**Required task**
Return the number of lines that contain the word "icon", and return nothing else.

* * *

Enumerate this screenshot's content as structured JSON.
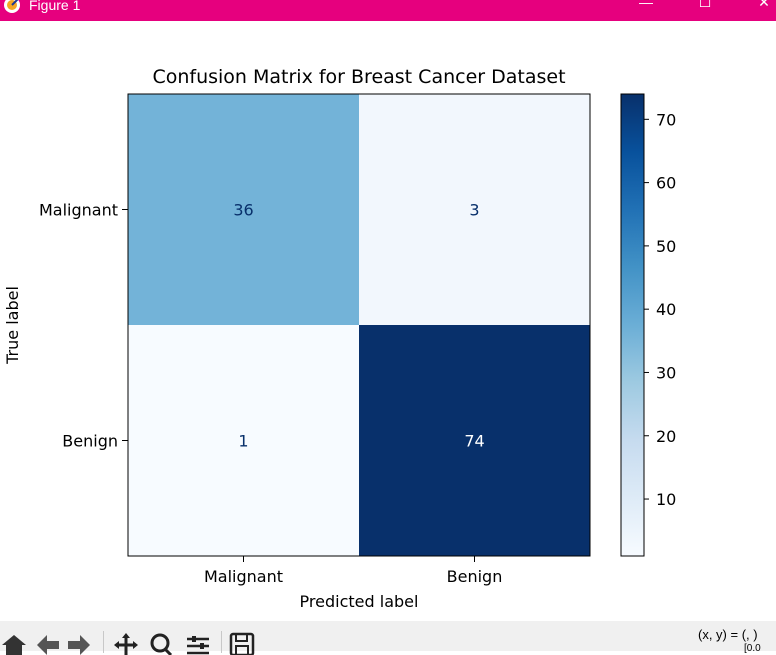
{
  "window": {
    "title": "Figure 1",
    "minimize_glyph": "—",
    "maximize_glyph": "☐",
    "close_glyph": "✕",
    "titlebar_color": "#e6007e"
  },
  "toolbar": {
    "buttons": [
      "home-icon",
      "back-icon",
      "forward-icon",
      "pan-icon",
      "zoom-icon",
      "configure-subplots-icon",
      "save-icon"
    ],
    "coords_text": "(x, y) = (, )",
    "coords_subtext": "[0.0"
  },
  "chart_data": {
    "type": "heatmap",
    "title": "Confusion Matrix for Breast Cancer Dataset",
    "xlabel": "Predicted label",
    "ylabel": "True label",
    "x_categories": [
      "Malignant",
      "Benign"
    ],
    "y_categories": [
      "Malignant",
      "Benign"
    ],
    "values": [
      [
        36,
        3
      ],
      [
        1,
        74
      ]
    ],
    "colormap": "Blues",
    "colorbar": {
      "min": 1,
      "max": 74,
      "ticks": [
        10,
        20,
        30,
        40,
        50,
        60,
        70
      ]
    },
    "grid": false
  }
}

* * *

**Solved exercise**
7